--- BEGIN ---
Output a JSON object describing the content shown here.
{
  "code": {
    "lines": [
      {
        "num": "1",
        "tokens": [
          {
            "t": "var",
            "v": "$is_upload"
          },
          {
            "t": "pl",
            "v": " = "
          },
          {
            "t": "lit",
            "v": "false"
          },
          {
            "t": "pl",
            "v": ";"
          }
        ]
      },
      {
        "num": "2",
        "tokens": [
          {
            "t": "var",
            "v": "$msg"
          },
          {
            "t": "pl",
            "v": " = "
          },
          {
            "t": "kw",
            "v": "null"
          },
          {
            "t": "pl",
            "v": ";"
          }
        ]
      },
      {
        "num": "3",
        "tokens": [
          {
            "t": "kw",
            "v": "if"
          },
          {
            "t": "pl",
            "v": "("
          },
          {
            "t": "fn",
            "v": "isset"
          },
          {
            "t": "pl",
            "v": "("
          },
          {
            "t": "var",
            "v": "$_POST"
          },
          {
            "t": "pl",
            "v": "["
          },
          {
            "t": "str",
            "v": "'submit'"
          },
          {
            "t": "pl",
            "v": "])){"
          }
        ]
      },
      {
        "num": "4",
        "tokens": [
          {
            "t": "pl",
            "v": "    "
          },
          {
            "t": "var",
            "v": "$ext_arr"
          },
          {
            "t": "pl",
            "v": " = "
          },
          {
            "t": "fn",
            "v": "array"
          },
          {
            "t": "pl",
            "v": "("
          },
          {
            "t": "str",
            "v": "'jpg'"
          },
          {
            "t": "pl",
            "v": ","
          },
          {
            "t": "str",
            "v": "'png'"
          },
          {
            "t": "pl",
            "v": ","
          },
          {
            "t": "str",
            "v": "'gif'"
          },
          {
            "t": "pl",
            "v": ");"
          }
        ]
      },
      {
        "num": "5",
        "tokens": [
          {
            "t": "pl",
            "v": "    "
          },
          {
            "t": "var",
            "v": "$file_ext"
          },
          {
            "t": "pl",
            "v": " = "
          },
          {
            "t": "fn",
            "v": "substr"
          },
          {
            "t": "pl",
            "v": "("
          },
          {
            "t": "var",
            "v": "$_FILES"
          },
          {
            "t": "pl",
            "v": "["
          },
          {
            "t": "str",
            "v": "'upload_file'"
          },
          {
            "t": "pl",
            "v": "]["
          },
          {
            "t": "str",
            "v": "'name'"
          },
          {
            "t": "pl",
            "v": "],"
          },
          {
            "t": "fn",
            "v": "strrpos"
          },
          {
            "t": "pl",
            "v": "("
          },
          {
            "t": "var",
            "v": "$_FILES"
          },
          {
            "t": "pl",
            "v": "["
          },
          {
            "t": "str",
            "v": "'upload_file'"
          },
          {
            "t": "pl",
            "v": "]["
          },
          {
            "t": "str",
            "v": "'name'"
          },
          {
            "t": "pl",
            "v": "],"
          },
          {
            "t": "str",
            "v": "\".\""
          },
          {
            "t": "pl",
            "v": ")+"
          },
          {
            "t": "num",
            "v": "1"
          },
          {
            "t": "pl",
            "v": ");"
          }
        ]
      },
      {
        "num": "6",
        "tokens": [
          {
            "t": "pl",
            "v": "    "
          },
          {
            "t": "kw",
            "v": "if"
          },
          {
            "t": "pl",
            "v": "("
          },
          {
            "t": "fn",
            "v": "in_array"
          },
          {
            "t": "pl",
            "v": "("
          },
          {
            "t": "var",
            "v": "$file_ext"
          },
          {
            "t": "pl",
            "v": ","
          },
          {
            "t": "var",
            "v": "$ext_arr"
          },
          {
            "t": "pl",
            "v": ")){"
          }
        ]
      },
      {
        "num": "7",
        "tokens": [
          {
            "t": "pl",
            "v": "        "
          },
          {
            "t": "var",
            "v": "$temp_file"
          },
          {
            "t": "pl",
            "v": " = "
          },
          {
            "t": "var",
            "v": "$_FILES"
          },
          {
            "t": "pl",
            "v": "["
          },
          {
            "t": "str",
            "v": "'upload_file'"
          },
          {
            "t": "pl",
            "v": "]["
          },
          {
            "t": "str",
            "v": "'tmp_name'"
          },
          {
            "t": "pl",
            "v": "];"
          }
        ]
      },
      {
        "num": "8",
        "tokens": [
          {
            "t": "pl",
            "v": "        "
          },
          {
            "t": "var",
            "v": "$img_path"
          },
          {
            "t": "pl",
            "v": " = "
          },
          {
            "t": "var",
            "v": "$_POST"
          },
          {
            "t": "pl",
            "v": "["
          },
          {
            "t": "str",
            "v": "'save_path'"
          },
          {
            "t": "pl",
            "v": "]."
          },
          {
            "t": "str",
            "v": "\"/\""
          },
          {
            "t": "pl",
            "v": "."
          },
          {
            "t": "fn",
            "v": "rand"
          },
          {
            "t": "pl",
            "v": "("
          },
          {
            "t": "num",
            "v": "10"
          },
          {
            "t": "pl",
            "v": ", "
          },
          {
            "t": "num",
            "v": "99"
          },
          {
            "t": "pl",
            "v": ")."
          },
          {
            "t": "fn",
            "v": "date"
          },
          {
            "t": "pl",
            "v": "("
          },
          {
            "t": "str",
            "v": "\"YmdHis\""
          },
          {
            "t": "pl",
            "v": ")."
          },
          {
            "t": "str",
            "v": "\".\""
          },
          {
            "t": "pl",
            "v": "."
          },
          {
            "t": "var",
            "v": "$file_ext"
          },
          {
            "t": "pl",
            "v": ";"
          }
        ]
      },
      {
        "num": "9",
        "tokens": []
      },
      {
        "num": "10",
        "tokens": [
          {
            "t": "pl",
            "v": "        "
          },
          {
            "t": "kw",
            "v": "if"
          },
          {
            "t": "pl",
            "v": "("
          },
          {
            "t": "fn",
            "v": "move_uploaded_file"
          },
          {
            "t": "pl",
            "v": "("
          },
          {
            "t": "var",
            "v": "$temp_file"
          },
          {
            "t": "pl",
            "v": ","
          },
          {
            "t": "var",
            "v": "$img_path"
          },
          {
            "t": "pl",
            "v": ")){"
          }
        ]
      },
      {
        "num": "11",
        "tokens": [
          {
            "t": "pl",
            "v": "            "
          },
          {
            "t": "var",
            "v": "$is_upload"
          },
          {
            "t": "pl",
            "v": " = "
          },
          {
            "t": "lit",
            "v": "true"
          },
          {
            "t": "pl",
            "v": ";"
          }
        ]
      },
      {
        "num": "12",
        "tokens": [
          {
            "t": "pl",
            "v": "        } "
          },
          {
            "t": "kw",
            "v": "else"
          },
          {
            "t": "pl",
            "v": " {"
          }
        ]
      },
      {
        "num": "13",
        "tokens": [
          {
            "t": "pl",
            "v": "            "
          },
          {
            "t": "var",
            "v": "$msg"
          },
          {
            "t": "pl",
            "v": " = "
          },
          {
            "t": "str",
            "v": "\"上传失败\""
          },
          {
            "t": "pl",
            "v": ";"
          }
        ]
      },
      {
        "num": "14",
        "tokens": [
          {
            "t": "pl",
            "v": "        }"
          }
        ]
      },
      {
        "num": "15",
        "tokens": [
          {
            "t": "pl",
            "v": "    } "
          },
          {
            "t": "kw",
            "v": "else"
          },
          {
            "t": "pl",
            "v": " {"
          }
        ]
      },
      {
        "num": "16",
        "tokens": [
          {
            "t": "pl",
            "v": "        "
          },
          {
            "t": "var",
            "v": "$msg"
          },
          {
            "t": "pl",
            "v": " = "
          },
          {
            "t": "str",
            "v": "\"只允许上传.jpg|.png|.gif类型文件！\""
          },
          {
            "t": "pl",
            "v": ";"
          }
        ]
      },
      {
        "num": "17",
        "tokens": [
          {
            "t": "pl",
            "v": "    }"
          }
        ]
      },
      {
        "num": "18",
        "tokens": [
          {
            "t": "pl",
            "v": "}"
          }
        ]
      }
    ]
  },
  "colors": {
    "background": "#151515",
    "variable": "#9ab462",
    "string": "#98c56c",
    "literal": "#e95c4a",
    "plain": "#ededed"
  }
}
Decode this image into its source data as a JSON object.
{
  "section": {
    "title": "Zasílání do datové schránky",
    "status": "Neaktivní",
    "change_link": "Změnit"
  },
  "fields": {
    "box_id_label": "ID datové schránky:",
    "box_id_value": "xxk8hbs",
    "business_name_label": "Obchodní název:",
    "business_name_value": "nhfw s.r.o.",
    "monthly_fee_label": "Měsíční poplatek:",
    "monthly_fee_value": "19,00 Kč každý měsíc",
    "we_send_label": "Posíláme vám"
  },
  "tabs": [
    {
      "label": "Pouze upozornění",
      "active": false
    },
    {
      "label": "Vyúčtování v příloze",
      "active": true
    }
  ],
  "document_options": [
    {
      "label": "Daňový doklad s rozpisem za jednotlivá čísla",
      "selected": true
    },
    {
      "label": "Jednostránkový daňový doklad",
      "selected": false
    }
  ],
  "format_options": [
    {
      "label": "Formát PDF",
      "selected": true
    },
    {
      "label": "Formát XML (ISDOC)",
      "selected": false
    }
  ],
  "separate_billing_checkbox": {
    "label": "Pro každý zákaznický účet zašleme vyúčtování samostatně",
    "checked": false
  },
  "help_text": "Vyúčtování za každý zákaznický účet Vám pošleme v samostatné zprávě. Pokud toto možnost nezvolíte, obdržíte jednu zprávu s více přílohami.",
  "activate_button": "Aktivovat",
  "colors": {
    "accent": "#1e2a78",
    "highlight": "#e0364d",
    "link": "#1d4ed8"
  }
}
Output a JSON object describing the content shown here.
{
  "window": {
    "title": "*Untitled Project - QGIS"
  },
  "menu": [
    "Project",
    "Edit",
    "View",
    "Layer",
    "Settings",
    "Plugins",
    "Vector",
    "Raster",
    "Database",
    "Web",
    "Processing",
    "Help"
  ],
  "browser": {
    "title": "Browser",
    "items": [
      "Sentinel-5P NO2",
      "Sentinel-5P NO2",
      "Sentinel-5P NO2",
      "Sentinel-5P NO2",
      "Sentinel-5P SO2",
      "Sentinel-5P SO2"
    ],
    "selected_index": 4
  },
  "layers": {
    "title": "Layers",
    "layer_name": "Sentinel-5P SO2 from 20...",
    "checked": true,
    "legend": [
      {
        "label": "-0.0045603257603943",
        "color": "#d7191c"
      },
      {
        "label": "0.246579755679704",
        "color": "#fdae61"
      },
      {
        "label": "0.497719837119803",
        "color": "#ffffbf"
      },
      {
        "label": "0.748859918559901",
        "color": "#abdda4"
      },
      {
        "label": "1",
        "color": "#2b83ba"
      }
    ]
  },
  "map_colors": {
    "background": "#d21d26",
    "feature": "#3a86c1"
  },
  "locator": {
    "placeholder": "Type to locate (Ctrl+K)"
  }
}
--- END ---
• **Task to carry out**:
Go through the data above and find the lines with the word "Project". Copy each of those lines.

• **Task output**:
    "title": "*Untitled Project - QGIS"
    "Project",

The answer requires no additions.